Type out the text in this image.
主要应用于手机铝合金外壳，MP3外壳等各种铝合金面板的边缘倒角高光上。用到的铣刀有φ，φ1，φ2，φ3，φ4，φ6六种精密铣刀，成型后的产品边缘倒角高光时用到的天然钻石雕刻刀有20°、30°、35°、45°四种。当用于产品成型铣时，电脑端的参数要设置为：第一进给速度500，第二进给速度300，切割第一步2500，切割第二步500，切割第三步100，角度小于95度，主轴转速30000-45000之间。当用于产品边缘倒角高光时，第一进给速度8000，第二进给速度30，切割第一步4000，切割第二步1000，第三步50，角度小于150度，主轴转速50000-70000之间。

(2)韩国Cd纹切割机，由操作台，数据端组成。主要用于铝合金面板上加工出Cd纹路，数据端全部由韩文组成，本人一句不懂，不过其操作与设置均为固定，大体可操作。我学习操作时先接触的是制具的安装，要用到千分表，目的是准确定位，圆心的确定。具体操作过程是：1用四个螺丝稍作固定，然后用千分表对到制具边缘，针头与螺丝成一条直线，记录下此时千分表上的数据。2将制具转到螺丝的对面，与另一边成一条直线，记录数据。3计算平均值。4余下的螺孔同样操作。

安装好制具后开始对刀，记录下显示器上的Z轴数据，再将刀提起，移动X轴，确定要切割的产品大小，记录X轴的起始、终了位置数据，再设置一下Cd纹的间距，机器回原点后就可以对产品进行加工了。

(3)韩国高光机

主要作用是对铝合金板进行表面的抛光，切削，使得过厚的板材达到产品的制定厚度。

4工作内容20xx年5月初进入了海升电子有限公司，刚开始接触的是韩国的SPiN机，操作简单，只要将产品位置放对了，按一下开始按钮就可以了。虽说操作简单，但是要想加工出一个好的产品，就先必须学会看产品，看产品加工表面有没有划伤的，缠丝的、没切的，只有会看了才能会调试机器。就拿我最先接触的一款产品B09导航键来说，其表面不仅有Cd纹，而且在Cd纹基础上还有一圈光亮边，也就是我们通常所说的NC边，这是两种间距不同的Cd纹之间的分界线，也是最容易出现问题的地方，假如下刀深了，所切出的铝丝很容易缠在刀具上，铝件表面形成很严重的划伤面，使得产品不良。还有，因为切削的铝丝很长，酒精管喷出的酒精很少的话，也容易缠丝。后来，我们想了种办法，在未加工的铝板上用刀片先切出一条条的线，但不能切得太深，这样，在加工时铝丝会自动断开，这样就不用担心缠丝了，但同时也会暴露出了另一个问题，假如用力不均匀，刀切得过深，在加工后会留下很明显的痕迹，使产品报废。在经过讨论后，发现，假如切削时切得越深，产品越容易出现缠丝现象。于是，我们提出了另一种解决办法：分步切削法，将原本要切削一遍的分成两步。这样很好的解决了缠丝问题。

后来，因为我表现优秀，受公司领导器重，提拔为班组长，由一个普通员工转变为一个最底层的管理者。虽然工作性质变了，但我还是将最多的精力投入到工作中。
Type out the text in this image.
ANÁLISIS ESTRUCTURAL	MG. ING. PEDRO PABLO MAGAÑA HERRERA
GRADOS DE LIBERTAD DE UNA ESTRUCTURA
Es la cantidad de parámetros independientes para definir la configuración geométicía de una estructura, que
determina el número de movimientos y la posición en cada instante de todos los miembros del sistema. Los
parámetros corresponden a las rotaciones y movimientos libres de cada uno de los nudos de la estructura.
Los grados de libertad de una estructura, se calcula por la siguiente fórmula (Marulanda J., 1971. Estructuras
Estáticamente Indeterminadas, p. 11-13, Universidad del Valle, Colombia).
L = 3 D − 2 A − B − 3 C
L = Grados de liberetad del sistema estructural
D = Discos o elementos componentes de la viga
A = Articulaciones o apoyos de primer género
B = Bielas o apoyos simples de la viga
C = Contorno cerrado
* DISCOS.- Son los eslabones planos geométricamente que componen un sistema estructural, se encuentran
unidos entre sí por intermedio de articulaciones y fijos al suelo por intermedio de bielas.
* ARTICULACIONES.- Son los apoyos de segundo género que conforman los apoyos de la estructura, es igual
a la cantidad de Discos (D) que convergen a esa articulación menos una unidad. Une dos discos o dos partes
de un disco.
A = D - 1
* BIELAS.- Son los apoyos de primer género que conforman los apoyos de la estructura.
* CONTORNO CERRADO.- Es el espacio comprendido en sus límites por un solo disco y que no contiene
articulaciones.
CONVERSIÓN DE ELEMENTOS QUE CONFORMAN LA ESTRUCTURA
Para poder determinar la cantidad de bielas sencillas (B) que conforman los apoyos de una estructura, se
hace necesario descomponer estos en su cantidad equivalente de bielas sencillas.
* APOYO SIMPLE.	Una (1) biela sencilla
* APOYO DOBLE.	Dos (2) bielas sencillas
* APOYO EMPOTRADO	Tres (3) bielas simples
-=-=-
**Exercise**.
Look through the entries and find each line that has the string "apoyos". Copy those lines.

**Output for this exercise**.
A = Articulaciones o apoyos de primer género
B = Bielas o apoyos simples de la viga
* ARTICULACIONES.- Son los apoyos de segundo género que conforman los apoyos de la estructura, es igual
* BIELAS.- Son los apoyos de primer género que conforman los apoyos de la estructura.
Para poder determinar la cantidad de bielas sencillas (B) que conforman los apoyos de una estructura, se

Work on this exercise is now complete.